--- Start Document text ---
In contrast, the primary office performed by appointed counsel parallels the office of privately retained counsel. Although it is true that appointed counsel serves pursuant to statutory authorization and in furtherance of the federal interest in insuring effective representation of criminal defendants, his duty is not to the public at large, except in that general way. His principal responsibility is to serve the undivided interests of his client.
Id. at 202-04, 100 S.Ct. at 408-09 (footnotes omitted). The Court explained that “respondent has not directed our attention to any empirical data — in judicial decisions, legislative hearings, or scholarly studies — to support his conclusions that the risk of mal*316practice litigation deters members of the private bar from accepting the representation of indigent defendants. ... ” Id. at 201 n.17, 100 S.Ct. at 407.
Appellants point to Ferri as providing support for their argument that only a qualified immunity should be extended to court-appointed defense counsel who have subsequently been sued under § 1983 by their former clients.6 We now address this contention.
B.
--- End Document text ---
Job 1
Reproduce the passage on appointed counsel in full, word for word.
Job 2
In the records, begin at the line that has "load-cases-dialog: Load Cases" and stop after the line that has "169, 165, 369]". Rewrite only those lines, replacing "load-type-badge" with "category-badge" and leaving everything else unchanged.
The passage on appointed counsel and the records are unrelated to each other.
--- Start Material to process ---
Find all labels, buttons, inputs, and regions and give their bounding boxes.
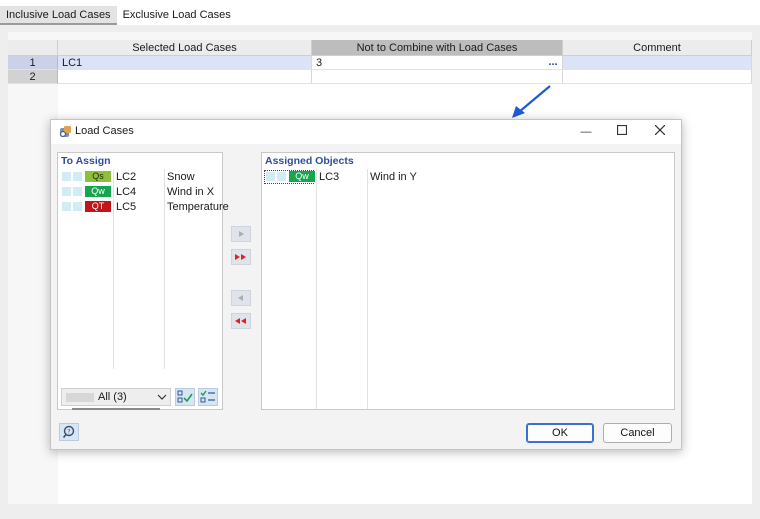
load-cases-dialog: Load Cases — To Assign Qs LC2 Snow Qw LC…	[50, 119, 682, 450]
tab-inclusive-load-cases[interactable]: Inclusive Load Cases	[0, 6, 117, 25]
list-item[interactable]: Qw LC4 Wind in X	[58, 185, 222, 199]
double-arrow-left-icon	[235, 318, 246, 324]
column-comment[interactable]: Comment	[563, 40, 752, 56]
filter-swatch	[66, 393, 94, 402]
assigned-objects-title: Assigned Objects	[265, 155, 354, 167]
cancel-button[interactable]: Cancel	[603, 423, 672, 443]
remove-selected-button[interactable]	[231, 290, 251, 306]
select-toggle-button[interactable]	[198, 388, 218, 406]
ellipsis-button[interactable]: ...	[546, 57, 560, 69]
column-not-to-combine[interactable]: Not to Combine with Load Cases	[312, 40, 563, 56]
minimize-icon[interactable]: —	[577, 123, 595, 141]
load-case-name: Wind in X	[167, 186, 215, 198]
load-type-badge: Qw	[85, 186, 111, 197]
load-case-name: Wind in Y	[370, 171, 417, 183]
to-assign-panel: To Assign Qs LC2 Snow Qw LC4 Wind in X Q…	[57, 152, 229, 410]
load-type-badge: Qs	[85, 171, 111, 182]
load-case-code: LC5	[116, 201, 137, 213]
column-divider	[164, 169, 165, 369]
column-divider	[113, 169, 114, 369]
column-divider	[316, 169, 317, 409]
color-swatch	[73, 202, 82, 211]
cell-not-to-combine[interactable]: 3 ...	[312, 56, 563, 70]
chevron-down-icon	[157, 394, 167, 400]
cell-not-to-combine-value: 3	[316, 57, 323, 69]
load-case-name: Snow	[167, 171, 195, 183]
color-swatch	[62, 187, 71, 196]
load-cases-app-icon	[60, 126, 71, 137]
arrow-right-icon	[239, 231, 244, 237]
ok-button[interactable]: OK	[526, 423, 594, 443]
check-list-icon	[200, 390, 215, 403]
horizontal-scrollbar[interactable]	[72, 408, 160, 410]
filter-selected-value: All (3)	[98, 391, 127, 403]
help-search-icon: ?	[62, 425, 75, 439]
filter-select[interactable]: All (3)	[61, 388, 171, 406]
dialog-title-bar: Load Cases —	[51, 120, 681, 144]
load-type-badge: QT	[85, 201, 111, 212]
assigned-objects-panel: Assigned Objects Qw LC3 Wind in Y	[261, 152, 675, 410]
load-type-badge: Qw	[289, 171, 315, 182]
color-swatch	[277, 172, 286, 181]
table-row[interactable]: 1 LC1 3 ...	[8, 56, 752, 70]
svg-text:?: ?	[67, 428, 70, 436]
cell-selected-load-case[interactable]: LC1	[58, 56, 312, 70]
help-button[interactable]: ?	[59, 423, 79, 441]
callout-arrow-icon	[512, 85, 551, 118]
select-all-button[interactable]	[175, 388, 195, 406]
grid-header: Selected Load Cases Not to Combine with …	[8, 40, 752, 56]
column-divider	[367, 169, 368, 409]
load-case-code: LC3	[319, 171, 340, 183]
column-selected-load-cases[interactable]: Selected Load Cases	[58, 40, 312, 56]
color-swatch	[73, 172, 82, 181]
color-swatch	[62, 172, 71, 181]
close-icon[interactable]	[651, 123, 669, 141]
cell-comment[interactable]	[563, 56, 752, 70]
table-row[interactable]: 2	[8, 70, 752, 84]
load-case-code: LC2	[116, 171, 137, 183]
tab-bar: Inclusive Load Cases Exclusive Load Case…	[0, 6, 237, 25]
to-assign-title: To Assign	[61, 155, 111, 167]
double-arrow-right-icon	[235, 254, 246, 260]
remove-all-button[interactable]	[231, 313, 251, 329]
cell-comment[interactable]	[563, 70, 752, 84]
assign-all-button[interactable]	[231, 249, 251, 265]
list-item[interactable]: Qw LC3 Wind in Y	[262, 170, 674, 184]
list-item[interactable]: Qs LC2 Snow	[58, 170, 222, 184]
arrow-left-icon	[238, 295, 243, 301]
list-item[interactable]: QT LC5 Temperature	[58, 200, 229, 214]
maximize-icon[interactable]	[613, 123, 631, 141]
load-case-name: Temperature	[167, 201, 229, 213]
color-swatch	[266, 172, 275, 181]
assign-selected-button[interactable]	[231, 226, 251, 242]
load-case-code: LC4	[116, 186, 137, 198]
check-all-icon	[177, 390, 193, 403]
cell-selected-load-case[interactable]	[58, 70, 312, 84]
tab-exclusive-load-cases[interactable]: Exclusive Load Cases	[116, 6, 237, 25]
dialog-title: Load Cases	[75, 125, 134, 137]
row-number: 2	[8, 70, 58, 84]
row-number-header	[8, 40, 58, 56]
row-number: 1	[8, 56, 58, 70]
color-swatch	[73, 187, 82, 196]
color-swatch	[62, 202, 71, 211]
--- End Material to process ---
Output 1
In contrast, the primary office performed by appointed counsel parallels the office of privately retained counsel. Although it is true that appointed counsel serves pursuant to statutory authorization and in furtherance of the federal interest in insuring effective representation of criminal defendants, his duty is not to the public at large, except in that general way. His principal responsibility is to serve the undivided interests of his client.
Id. at 202-04, 100 S.Ct. at 408-09 (footnotes omitted). The Court explained that “respondent has not directed our attention to any empirical data — in judicial decisions, legislative hearings, or scholarly studies — to support his conclusions that the risk of mal*316practice litigation deters members of the private bar from accepting the representation of indigent defendants. ... ” Id. at 201 n.17, 100 S.Ct. at 407.
Appellants point to Ferri as providing support for their argument that only a qualified immunity should be extended to court-appointed defense counsel who have subsequently been sued under § 1983 by their former clients.6 We now address this contention.
B.

Output 2
load-cases-dialog: Load Cases — To Assign Qs LC2 Snow Qw LC…	[50, 119, 682, 450]
tab-inclusive-load-cases[interactable]: Inclusive Load Cases	[0, 6, 117, 25]
list-item[interactable]: Qw LC4 Wind in X	[58, 185, 222, 199]
double-arrow-left-icon	[235, 318, 246, 324]
column-comment[interactable]: Comment	[563, 40, 752, 56]
filter-swatch	[66, 393, 94, 402]
assigned-objects-title: Assigned Objects	[265, 155, 354, 167]
cancel-button[interactable]: Cancel	[603, 423, 672, 443]
remove-selected-button[interactable]	[231, 290, 251, 306]
select-toggle-button[interactable]	[198, 388, 218, 406]
ellipsis-button[interactable]: ...	[546, 57, 560, 69]
column-not-to-combine[interactable]: Not to Combine with Load Cases	[312, 40, 563, 56]
minimize-icon[interactable]: —	[577, 123, 595, 141]
load-case-name: Wind in X	[167, 186, 215, 198]
category-badge: Qw	[85, 186, 111, 197]
load-case-name: Wind in Y	[370, 171, 417, 183]
to-assign-panel: To Assign Qs LC2 Snow Qw LC4 Wind in X Q…	[57, 152, 229, 410]
category-badge: Qs	[85, 171, 111, 182]
load-case-code: LC5	[116, 201, 137, 213]
column-divider	[164, 169, 165, 369]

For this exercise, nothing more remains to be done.